# START OF INPUT DATA

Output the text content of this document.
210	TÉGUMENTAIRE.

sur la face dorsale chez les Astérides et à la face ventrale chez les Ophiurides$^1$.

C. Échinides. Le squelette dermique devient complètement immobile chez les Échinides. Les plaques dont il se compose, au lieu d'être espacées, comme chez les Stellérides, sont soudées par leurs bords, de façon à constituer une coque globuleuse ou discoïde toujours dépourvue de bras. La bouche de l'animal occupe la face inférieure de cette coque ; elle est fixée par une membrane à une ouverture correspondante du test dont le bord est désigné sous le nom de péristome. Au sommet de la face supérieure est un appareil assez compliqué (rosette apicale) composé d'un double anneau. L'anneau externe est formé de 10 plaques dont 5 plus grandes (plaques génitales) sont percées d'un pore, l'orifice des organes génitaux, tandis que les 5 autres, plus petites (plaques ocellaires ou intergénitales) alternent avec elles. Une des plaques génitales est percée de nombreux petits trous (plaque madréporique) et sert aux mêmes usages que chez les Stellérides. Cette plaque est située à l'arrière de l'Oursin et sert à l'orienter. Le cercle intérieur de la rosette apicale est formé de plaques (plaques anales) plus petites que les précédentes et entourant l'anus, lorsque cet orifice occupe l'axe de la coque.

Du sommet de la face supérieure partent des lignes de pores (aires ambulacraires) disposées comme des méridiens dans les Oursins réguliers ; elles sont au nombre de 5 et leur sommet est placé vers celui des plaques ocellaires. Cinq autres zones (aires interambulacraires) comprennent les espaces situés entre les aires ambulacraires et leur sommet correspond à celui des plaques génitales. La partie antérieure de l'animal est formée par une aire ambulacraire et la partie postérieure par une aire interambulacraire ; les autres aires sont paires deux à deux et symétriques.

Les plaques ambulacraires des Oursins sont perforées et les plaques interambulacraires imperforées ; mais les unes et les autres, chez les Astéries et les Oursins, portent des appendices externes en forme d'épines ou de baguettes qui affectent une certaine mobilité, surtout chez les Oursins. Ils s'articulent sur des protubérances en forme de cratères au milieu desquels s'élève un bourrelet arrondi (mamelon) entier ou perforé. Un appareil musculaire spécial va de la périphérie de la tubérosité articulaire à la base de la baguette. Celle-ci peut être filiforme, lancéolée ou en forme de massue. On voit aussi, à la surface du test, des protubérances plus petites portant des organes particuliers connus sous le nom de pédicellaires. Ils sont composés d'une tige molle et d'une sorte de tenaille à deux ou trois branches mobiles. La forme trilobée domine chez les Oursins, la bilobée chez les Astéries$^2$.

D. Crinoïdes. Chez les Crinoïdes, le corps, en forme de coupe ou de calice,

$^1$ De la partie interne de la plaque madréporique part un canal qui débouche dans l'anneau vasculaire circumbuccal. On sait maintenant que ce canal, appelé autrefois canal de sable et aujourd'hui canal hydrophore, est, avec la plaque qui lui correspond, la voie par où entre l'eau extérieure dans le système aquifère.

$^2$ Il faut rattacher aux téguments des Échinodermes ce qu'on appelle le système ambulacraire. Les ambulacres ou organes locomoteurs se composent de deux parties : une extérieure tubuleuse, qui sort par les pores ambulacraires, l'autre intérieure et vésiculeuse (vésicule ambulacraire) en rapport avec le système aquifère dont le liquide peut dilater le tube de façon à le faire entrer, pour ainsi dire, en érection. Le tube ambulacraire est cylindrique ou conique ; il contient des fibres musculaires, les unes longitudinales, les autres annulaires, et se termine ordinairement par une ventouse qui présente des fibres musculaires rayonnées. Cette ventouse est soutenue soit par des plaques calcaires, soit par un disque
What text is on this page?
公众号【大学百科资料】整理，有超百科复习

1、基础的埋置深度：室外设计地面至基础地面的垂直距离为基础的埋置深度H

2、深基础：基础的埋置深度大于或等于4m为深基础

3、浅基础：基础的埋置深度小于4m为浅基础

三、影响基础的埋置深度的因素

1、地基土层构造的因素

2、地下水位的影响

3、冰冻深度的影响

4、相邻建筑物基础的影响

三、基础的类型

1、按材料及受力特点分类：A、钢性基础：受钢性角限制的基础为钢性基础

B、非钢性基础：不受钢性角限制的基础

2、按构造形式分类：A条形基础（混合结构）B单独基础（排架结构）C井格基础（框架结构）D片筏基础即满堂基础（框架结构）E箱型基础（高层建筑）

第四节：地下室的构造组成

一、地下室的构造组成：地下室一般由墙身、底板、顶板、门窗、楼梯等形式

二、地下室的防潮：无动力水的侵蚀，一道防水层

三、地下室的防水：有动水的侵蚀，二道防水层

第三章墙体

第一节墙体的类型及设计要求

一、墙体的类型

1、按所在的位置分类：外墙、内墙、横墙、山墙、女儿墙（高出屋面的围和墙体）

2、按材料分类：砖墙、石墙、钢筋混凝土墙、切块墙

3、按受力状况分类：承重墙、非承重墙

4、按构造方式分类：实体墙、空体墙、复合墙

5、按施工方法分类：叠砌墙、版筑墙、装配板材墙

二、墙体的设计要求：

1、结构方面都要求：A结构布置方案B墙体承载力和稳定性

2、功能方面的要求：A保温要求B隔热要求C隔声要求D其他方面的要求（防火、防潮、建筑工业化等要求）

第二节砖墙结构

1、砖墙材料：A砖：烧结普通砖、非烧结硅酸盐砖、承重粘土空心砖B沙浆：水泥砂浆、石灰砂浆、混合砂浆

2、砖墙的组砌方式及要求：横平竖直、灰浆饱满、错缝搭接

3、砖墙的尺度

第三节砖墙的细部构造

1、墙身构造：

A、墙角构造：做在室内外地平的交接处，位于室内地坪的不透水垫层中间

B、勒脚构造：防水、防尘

# END OF INPUT DATA

_PROBLEM STATEMENT_:
Tally how many lines of the data include the word "this". Write the number and nothing else.

_COMPLETED TASK_:
2